Items from a figure collection
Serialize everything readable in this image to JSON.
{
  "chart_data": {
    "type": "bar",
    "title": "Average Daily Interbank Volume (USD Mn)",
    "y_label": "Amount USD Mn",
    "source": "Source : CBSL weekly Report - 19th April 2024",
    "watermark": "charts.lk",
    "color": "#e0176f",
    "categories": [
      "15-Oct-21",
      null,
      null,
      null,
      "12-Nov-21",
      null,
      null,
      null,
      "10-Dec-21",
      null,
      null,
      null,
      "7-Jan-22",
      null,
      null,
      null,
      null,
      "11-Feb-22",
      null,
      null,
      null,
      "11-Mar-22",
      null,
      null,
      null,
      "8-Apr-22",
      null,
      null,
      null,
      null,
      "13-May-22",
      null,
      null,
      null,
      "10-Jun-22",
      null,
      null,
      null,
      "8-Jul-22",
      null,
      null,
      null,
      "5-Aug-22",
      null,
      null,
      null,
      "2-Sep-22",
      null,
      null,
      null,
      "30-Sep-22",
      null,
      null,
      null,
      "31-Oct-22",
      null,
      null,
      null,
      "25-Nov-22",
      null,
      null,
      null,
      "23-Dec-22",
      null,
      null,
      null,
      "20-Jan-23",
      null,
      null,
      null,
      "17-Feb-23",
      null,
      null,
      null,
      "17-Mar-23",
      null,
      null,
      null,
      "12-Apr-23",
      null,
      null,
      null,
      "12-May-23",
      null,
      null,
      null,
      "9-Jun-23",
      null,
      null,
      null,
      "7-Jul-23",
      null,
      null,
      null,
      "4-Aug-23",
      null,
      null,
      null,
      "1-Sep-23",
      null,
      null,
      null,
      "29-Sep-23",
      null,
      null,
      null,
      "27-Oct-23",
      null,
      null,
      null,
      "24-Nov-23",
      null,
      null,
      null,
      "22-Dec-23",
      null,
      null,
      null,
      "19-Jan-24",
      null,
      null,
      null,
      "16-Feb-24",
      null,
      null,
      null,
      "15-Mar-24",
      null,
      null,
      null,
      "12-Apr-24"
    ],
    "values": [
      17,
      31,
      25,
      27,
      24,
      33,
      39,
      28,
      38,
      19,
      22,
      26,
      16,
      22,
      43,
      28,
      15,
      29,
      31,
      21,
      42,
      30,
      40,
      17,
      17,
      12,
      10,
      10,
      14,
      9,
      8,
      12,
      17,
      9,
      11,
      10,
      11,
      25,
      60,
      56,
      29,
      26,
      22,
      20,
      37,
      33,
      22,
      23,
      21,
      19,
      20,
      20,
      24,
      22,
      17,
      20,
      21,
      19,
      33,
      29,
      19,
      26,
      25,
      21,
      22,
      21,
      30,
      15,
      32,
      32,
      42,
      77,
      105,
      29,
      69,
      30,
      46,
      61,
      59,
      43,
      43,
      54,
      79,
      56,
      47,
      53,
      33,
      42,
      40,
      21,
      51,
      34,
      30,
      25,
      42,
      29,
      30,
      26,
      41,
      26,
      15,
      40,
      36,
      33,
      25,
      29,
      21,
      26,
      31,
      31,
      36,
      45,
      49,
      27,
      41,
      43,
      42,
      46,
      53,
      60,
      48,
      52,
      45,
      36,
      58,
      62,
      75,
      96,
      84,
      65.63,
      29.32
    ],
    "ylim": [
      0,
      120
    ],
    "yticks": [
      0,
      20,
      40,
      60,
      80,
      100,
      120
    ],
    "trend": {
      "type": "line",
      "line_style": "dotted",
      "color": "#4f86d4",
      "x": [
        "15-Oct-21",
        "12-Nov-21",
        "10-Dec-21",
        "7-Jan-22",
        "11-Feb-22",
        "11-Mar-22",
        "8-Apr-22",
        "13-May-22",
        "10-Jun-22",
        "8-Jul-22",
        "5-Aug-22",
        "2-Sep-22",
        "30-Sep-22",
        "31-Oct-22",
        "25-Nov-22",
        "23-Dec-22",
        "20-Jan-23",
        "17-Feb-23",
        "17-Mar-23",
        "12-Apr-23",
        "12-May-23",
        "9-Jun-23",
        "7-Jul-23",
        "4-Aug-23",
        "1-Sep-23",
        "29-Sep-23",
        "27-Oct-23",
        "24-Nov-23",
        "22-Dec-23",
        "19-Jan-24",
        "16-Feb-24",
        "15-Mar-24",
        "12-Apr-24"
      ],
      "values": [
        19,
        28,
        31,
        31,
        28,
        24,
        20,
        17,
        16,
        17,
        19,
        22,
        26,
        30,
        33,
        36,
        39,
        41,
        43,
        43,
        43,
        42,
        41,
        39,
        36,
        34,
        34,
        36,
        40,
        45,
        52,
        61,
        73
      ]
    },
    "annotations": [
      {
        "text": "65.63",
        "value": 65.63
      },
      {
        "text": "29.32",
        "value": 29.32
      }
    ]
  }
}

▶ [Work required]: Faithfully copy every entry, leaving nothing out.

▶ [Output for this exercise]:
Serialize everything readable in this image to JSON.
{
  "chart_data": {
    "type": "bar",
    "title": "Average Daily Interbank Volume (USD Mn)",
    "y_label": "Amount USD Mn",
    "source": "Source : CBSL weekly Report - 19th April 2024",
    "watermark": "charts.lk",
    "color": "#e0176f",
    "categories": [
      "15-Oct-21",
      null,
      null,
      null,
      "12-Nov-21",
      null,
      null,
      null,
      "10-Dec-21",
      null,
      null,
      null,
      "7-Jan-22",
      null,
      null,
      null,
      null,
      "11-Feb-22",
      null,
      null,
      null,
      "11-Mar-22",
      null,
      null,
      null,
      "8-Apr-22",
      null,
      null,
      null,
      null,
      "13-May-22",
      null,
      null,
      null,
      "10-Jun-22",
      null,
      null,
      null,
      "8-Jul-22",
      null,
      null,
      null,
      "5-Aug-22",
      null,
      null,
      null,
      "2-Sep-22",
      null,
      null,
      null,
      "30-Sep-22",
      null,
      null,
      null,
      "31-Oct-22",
      null,
      null,
      null,
      "25-Nov-22",
      null,
      null,
      null,
      "23-Dec-22",
      null,
      null,
      null,
      "20-Jan-23",
      null,
      null,
      null,
      "17-Feb-23",
      null,
      null,
      null,
      "17-Mar-23",
      null,
      null,
      null,
      "12-Apr-23",
      null,
      null,
      null,
      "12-May-23",
      null,
      null,
      null,
      "9-Jun-23",
      null,
      null,
      null,
      "7-Jul-23",
      null,
      null,
      null,
      "4-Aug-23",
      null,
      null,
      null,
      "1-Sep-23",
      null,
      null,
      null,
      "29-Sep-23",
      null,
      null,
      null,
      "27-Oct-23",
      null,
      null,
      null,
      "24-Nov-23",
      null,
      null,
      null,
      "22-Dec-23",
      null,
      null,
      null,
      "19-Jan-24",
      null,
      null,
      null,
      "16-Feb-24",
      null,
      null,
      null,
      "15-Mar-24",
      null,
      null,
      null,
      "12-Apr-24"
    ],
    "values": [
      17,
      31,
      25,
      27,
      24,
      33,
      39,
      28,
      38,
      19,
      22,
      26,
      16,
      22,
      43,
      28,
      15,
      29,
      31,
      21,
      42,
      30,
      40,
      17,
      17,
      12,
      10,
      10,
      14,
      9,
      8,
      12,
      17,
      9,
      11,
      10,
      11,
      25,
      60,
      56,
      29,
      26,
      22,
      20,
      37,
      33,
      22,
      23,
      21,
      19,
      20,
      20,
      24,
      22,
      17,
      20,
      21,
      19,
      33,
      29,
      19,
      26,
      25,
      21,
      22,
      21,
      30,
      15,
      32,
      32,
      42,
      77,
      105,
      29,
      69,
      30,
      46,
      61,
      59,
      43,
      43,
      54,
      79,
      56,
      47,
      53,
      33,
      42,
      40,
      21,
      51,
      34,
      30,
      25,
      42,
      29,
      30,
      26,
      41,
      26,
      15,
      40,
      36,
      33,
      25,
      29,
      21,
      26,
      31,
      31,
      36,
      45,
      49,
      27,
      41,
      43,
      42,
      46,
      53,
      60,
      48,
      52,
      45,
      36,
      58,
      62,
      75,
      96,
      84,
      65.63,
      29.32
    ],
    "ylim": [
      0,
      120
    ],
    "yticks": [
      0,
      20,
      40,
      60,
      80,
      100,
      120
    ],
    "trend": {
      "type": "line",
      "line_style": "dotted",
      "color": "#4f86d4",
      "x": [
        "15-Oct-21",
        "12-Nov-21",
        "10-Dec-21",
        "7-Jan-22",
        "11-Feb-22",
        "11-Mar-22",
        "8-Apr-22",
        "13-May-22",
        "10-Jun-22",
        "8-Jul-22",
        "5-Aug-22",
        "2-Sep-22",
        "30-Sep-22",
        "31-Oct-22",
        "25-Nov-22",
        "23-Dec-22",
        "20-Jan-23",
        "17-Feb-23",
        "17-Mar-23",
        "12-Apr-23",
        "12-May-23",
        "9-Jun-23",
        "7-Jul-23",
        "4-Aug-23",
        "1-Sep-23",
        "29-Sep-23",
        "27-Oct-23",
        "24-Nov-23",
        "22-Dec-23",
        "19-Jan-24",
        "16-Feb-24",
        "15-Mar-24",
        "12-Apr-24"
      ],
      "values": [
        19,
        28,
        31,
        31,
        28,
        24,
        20,
        17,
        16,
        17,
        19,
        22,
        26,
        30,
        33,
        36,
        39,
        41,
        43,
        43,
        43,
        42,
        41,
        39,
        36,
        34,
        34,
        36,
        40,
        45,
        52,
        61,
        73
      ]
    },
    "annotations": [
      {
        "text": "65.63",
        "value": 65.63
      },
      {
        "text": "29.32",
        "value": 29.32
      }
    ]
  }
}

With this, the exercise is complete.